> **GOAL**
Please write out exactly the lines that begin at the line containing "Enumerate this screenshot's" and run to the end of the records.
○ ○ ○
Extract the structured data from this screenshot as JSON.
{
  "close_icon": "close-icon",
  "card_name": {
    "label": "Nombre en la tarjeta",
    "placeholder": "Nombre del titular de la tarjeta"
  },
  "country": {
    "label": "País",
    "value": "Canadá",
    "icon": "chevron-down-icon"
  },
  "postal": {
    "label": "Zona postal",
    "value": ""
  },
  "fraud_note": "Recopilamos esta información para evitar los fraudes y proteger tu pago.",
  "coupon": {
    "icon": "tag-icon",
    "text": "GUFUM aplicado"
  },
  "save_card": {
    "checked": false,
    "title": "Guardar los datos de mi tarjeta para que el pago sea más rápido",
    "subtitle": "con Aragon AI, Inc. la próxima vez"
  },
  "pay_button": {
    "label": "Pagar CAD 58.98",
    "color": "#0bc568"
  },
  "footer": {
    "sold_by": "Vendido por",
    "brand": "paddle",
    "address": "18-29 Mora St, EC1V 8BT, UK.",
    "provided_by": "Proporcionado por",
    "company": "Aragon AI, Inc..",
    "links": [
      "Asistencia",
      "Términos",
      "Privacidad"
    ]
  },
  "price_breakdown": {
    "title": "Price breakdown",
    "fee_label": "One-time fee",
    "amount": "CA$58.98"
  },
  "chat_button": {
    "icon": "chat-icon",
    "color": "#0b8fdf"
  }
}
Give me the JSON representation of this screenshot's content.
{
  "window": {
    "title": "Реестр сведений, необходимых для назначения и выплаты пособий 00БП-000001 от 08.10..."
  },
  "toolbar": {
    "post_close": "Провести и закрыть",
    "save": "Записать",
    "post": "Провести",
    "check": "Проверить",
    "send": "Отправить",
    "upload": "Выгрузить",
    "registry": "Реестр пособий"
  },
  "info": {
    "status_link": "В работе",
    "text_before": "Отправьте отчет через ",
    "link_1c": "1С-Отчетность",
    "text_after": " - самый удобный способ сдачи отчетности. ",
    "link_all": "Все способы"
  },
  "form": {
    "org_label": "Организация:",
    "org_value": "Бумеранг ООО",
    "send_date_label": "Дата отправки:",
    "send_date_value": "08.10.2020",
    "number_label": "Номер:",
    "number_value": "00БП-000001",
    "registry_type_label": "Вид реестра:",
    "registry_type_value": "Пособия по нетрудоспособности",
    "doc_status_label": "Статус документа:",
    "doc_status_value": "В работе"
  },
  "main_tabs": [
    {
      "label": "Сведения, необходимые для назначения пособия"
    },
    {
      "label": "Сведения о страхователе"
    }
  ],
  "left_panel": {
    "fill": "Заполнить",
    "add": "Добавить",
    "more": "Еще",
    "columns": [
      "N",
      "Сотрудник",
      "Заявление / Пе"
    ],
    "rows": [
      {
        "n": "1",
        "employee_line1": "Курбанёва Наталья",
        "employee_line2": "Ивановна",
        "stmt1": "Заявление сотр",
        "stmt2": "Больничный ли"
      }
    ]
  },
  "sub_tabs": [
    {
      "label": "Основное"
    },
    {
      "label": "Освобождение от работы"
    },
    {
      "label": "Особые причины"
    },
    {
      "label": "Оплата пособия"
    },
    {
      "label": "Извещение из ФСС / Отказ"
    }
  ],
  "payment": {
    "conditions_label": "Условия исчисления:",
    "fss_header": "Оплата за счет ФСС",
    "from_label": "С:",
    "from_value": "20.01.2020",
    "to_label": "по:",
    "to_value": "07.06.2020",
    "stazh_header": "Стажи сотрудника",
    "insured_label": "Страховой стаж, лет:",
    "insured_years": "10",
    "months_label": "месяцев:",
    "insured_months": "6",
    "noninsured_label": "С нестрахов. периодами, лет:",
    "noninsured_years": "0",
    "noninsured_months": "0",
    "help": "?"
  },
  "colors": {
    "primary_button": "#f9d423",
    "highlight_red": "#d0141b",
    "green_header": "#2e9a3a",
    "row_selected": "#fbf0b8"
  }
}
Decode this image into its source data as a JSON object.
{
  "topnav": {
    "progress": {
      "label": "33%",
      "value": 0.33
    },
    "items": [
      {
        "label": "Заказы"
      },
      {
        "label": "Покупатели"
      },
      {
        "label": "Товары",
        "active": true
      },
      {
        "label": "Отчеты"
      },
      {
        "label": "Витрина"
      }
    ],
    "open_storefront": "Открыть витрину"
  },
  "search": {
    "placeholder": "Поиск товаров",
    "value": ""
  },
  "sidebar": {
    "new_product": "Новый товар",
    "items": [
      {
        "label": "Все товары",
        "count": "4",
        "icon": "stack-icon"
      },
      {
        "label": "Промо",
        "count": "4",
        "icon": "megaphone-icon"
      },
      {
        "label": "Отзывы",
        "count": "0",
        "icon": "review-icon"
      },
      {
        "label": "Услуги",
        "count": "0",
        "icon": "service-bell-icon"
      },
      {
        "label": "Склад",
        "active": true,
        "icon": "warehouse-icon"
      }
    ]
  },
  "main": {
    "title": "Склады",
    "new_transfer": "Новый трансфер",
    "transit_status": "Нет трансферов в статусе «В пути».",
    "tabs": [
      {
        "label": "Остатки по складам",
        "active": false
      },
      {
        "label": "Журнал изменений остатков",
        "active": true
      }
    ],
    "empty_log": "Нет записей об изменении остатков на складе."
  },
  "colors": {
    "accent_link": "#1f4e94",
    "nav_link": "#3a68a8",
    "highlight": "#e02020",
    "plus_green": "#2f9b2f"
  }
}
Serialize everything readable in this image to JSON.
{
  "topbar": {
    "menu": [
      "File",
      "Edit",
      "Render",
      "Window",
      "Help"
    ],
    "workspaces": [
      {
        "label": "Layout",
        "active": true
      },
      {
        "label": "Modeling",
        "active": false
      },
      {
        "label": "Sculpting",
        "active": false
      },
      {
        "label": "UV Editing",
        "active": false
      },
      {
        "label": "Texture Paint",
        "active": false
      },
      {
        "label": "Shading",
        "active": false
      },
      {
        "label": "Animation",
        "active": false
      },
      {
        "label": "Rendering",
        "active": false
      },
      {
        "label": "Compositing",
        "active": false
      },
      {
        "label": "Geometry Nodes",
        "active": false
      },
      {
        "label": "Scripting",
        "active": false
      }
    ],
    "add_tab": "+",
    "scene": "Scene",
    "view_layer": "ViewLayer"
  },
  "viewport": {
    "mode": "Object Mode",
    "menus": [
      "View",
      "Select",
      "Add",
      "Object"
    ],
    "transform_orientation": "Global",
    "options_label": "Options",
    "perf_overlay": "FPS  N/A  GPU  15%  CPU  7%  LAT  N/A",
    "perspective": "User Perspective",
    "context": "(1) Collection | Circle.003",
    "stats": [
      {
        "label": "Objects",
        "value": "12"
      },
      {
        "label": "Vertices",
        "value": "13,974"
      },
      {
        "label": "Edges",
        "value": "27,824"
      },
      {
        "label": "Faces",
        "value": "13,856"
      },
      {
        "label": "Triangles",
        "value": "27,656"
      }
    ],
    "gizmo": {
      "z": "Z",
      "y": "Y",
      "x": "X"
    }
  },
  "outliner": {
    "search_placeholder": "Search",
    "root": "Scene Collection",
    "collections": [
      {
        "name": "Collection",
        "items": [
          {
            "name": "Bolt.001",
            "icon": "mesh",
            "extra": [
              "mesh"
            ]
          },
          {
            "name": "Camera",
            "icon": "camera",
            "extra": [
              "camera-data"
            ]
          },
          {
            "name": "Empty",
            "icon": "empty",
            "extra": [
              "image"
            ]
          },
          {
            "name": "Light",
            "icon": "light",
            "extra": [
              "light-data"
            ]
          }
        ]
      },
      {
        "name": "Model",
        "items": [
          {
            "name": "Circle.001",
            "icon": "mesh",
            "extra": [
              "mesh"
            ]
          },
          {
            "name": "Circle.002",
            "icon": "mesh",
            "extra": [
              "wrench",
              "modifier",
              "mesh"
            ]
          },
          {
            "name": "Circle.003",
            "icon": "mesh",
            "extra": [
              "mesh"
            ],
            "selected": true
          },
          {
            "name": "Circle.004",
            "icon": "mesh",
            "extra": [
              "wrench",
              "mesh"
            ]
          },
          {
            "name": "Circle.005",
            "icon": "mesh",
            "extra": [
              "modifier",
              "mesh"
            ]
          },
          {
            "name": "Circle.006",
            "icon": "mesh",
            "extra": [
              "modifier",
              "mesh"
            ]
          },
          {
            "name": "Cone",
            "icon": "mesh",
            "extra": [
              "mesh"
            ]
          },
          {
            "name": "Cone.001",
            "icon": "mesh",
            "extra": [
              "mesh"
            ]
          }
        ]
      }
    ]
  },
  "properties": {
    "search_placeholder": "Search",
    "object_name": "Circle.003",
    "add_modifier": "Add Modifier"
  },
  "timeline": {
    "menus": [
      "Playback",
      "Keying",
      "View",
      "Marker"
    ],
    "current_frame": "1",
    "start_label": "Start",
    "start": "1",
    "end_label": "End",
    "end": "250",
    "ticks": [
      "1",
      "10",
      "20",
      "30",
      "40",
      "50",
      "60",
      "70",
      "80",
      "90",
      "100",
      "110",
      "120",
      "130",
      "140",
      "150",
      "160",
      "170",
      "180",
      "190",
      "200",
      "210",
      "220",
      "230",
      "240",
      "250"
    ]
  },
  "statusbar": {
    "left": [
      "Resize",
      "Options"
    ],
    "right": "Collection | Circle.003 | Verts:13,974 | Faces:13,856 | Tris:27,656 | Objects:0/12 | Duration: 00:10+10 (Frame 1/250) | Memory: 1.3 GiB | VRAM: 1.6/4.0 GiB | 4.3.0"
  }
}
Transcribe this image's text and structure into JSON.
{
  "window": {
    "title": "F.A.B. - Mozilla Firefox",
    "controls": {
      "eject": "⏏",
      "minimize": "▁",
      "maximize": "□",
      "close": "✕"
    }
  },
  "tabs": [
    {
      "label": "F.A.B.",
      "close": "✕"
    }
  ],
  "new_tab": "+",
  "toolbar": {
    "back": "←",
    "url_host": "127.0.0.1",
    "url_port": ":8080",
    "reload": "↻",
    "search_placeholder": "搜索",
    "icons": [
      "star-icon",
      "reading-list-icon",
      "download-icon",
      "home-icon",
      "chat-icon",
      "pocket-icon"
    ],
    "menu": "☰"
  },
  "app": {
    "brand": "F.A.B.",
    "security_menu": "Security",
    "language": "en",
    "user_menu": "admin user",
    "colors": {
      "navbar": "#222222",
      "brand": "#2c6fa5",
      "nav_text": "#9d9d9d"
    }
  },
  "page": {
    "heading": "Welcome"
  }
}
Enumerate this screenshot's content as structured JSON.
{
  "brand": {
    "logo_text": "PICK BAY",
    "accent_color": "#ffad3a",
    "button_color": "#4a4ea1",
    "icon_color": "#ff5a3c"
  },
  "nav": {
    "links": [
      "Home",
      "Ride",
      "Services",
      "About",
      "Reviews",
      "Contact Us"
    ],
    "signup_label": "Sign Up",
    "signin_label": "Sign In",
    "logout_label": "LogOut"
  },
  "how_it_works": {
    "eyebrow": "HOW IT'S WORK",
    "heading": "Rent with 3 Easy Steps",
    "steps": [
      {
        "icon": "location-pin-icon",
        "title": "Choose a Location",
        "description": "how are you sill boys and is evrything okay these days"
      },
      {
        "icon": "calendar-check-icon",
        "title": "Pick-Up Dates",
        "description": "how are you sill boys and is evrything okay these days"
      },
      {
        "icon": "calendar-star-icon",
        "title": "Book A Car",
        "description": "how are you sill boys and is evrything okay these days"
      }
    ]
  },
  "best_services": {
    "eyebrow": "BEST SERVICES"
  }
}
○ ○ ○
> **EXERCISE SOLUTION**
Enumerate this screenshot's content as structured JSON.
{
  "brand": {
    "logo_text": "PICK BAY",
    "accent_color": "#ffad3a",
    "button_color": "#4a4ea1",
    "icon_color": "#ff5a3c"
  },
  "nav": {
    "links": [
      "Home",
      "Ride",
      "Services",
      "About",
      "Reviews",
      "Contact Us"
    ],
    "signup_label": "Sign Up",
    "signin_label": "Sign In",
    "logout_label": "LogOut"
  },
  "how_it_works": {
    "eyebrow": "HOW IT'S WORK",
    "heading": "Rent with 3 Easy Steps",
    "steps": [
      {
        "icon": "location-pin-icon",
        "title": "Choose a Location",
        "description": "how are you sill boys and is evrything okay these days"
      },
      {
        "icon": "calendar-check-icon",
        "title": "Pick-Up Dates",
        "description": "how are you sill boys and is evrything okay these days"
      },
      {
        "icon": "calendar-star-icon",
        "title": "Book A Car",
        "description": "how are you sill boys and is evrything okay these days"
      }
    ]
  },
  "best_services": {
    "eyebrow": "BEST SERVICES"
  }
}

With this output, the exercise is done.